Say how many lines contain the word "Областные". Only the number should be given.
-- Begin Exercise inputs --
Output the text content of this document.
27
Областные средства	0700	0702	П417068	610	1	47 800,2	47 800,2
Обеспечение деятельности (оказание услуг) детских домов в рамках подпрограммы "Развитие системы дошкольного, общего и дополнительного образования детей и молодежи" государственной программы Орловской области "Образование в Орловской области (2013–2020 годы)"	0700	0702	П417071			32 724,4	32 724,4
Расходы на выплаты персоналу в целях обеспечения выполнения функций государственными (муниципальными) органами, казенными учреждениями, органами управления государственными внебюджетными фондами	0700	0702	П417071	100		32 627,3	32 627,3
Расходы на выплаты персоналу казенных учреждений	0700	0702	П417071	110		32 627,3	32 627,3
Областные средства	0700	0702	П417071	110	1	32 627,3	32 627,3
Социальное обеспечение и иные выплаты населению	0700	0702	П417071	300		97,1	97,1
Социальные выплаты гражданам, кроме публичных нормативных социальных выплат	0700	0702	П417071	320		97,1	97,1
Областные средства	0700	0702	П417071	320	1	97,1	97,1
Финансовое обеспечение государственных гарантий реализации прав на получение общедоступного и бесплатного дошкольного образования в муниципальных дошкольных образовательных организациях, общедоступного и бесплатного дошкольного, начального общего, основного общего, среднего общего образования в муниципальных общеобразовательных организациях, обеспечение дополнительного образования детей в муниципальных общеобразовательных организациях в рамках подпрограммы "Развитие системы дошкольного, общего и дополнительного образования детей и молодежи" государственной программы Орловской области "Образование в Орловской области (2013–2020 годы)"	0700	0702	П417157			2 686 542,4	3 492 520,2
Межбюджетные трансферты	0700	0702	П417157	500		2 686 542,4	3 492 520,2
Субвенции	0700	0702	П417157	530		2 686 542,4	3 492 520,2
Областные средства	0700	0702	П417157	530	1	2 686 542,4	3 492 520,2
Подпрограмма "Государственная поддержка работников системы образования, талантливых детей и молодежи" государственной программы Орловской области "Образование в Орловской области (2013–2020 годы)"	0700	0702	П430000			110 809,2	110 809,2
-- End Exercise inputs --
## Exercise solution
4